(Raw records)

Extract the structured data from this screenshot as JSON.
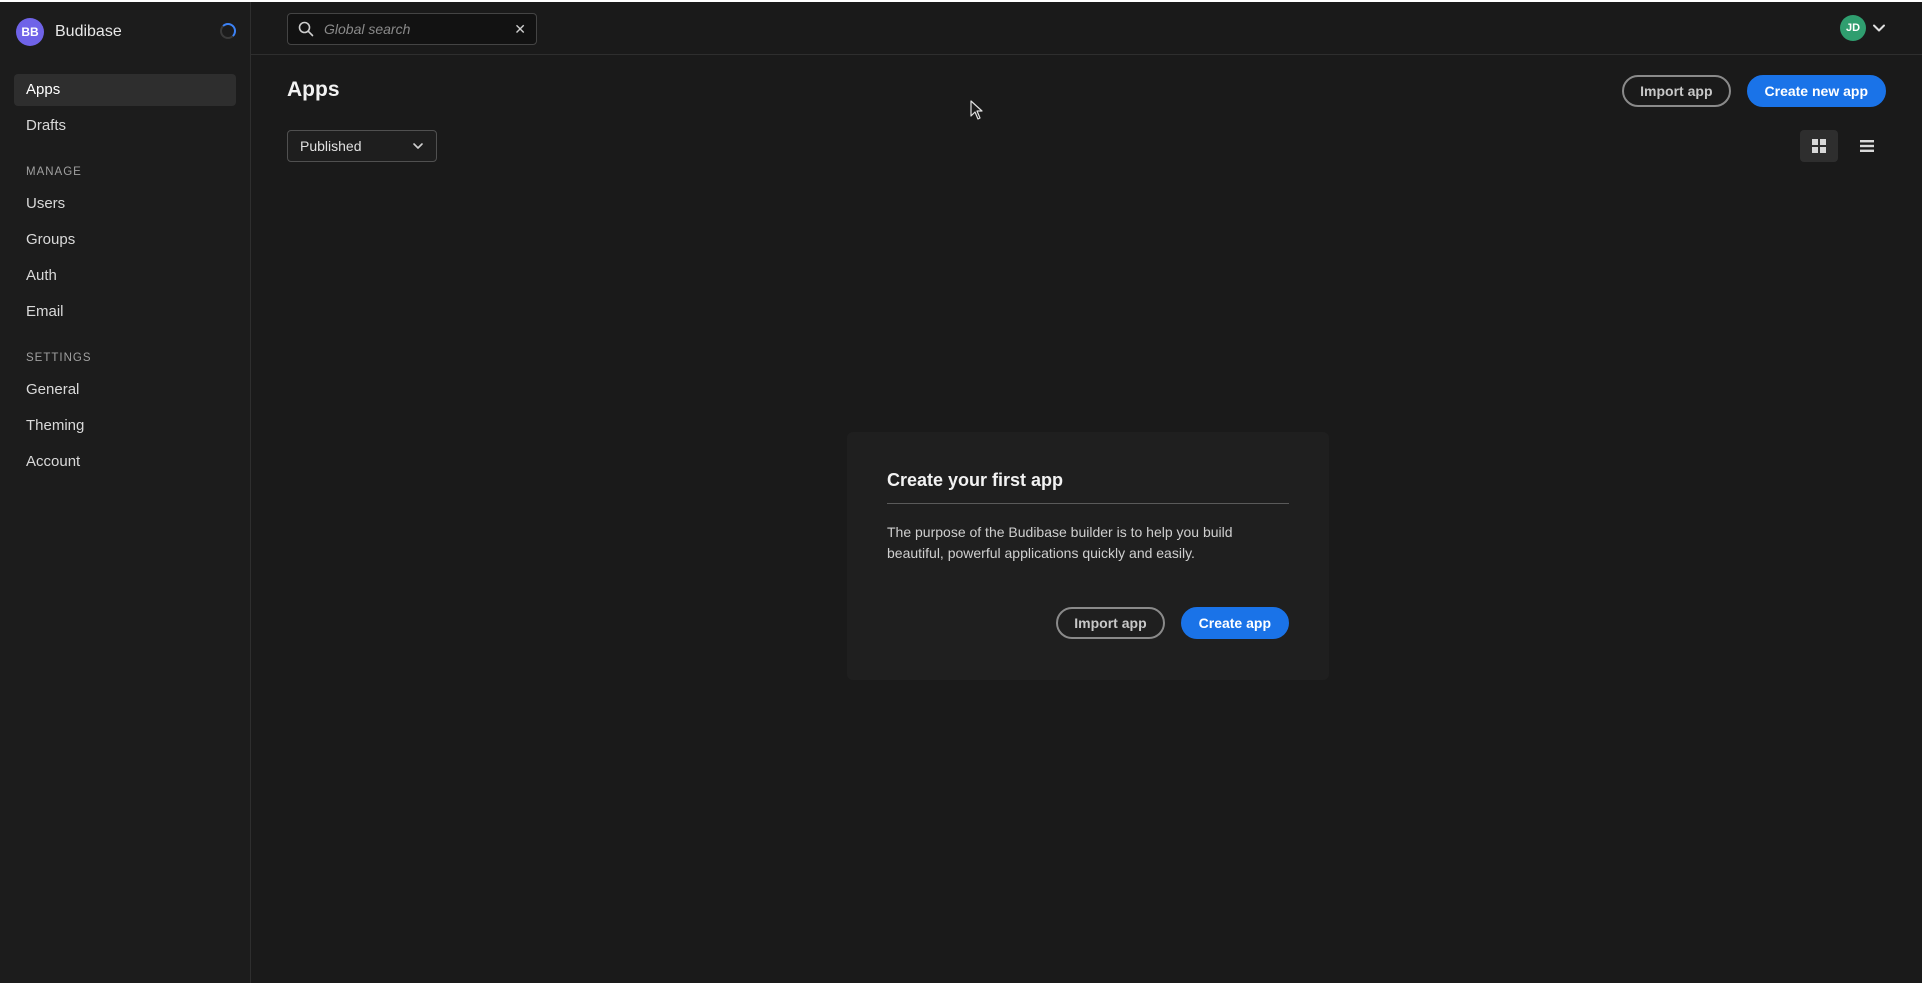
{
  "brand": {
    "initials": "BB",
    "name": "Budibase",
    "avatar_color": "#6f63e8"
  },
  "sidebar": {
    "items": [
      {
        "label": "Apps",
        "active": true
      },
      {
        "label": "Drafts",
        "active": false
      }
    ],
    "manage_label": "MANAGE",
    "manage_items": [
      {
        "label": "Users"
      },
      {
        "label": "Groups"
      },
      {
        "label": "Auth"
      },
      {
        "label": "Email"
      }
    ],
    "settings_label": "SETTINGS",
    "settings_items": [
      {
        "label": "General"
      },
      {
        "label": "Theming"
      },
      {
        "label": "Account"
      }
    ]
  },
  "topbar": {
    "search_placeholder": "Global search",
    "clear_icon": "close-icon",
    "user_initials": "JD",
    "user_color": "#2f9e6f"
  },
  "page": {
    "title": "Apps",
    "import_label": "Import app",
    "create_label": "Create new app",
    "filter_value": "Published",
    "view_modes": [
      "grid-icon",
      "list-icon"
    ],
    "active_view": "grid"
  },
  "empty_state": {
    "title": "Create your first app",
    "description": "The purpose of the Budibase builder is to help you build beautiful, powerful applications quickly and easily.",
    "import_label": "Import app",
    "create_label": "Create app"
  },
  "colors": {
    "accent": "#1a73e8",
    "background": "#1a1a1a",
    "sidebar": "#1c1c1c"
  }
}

==

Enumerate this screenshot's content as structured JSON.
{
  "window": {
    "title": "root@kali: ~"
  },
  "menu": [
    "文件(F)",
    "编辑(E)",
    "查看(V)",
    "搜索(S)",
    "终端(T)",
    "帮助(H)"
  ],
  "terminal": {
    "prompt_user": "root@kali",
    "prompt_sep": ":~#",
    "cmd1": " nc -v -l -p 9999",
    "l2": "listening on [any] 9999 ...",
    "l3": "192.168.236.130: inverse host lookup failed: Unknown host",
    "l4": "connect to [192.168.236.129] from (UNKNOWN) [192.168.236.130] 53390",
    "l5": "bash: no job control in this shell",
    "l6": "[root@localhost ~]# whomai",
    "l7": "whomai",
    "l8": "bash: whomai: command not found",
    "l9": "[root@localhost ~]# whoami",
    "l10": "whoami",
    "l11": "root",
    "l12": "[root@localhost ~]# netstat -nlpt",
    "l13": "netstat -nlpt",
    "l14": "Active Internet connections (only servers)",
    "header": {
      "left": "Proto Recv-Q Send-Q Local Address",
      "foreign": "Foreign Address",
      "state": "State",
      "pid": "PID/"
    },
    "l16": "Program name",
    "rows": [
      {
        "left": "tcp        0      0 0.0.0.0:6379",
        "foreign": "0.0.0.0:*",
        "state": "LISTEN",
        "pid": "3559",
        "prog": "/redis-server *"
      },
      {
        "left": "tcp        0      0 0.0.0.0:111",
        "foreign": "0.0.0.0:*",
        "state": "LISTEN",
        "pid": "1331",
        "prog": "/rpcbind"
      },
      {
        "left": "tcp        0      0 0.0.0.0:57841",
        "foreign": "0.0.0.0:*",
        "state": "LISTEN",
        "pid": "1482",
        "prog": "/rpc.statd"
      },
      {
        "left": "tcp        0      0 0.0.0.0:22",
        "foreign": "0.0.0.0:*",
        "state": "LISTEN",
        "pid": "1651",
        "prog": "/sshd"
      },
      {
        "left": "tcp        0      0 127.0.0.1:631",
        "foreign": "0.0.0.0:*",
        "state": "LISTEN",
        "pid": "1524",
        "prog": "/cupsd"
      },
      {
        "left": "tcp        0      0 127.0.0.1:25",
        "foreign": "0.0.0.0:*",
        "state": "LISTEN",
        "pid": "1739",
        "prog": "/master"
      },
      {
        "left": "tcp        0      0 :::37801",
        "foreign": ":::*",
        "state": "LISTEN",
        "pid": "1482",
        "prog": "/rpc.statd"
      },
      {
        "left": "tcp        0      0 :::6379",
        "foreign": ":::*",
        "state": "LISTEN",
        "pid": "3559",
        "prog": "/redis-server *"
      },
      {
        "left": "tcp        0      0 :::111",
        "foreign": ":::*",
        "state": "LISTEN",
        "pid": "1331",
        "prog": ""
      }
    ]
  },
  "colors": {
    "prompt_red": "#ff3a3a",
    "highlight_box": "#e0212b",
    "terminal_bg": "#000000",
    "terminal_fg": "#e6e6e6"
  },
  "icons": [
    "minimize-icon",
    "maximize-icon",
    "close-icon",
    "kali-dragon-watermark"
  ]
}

Written problem ->
Report all lines of the data that include the word "localhost".

Task response ->
    "l6": "[root@localhost ~]# whomai",
    "l9": "[root@localhost ~]# whoami",
    "l12": "[root@localhost ~]# netstat -nlpt",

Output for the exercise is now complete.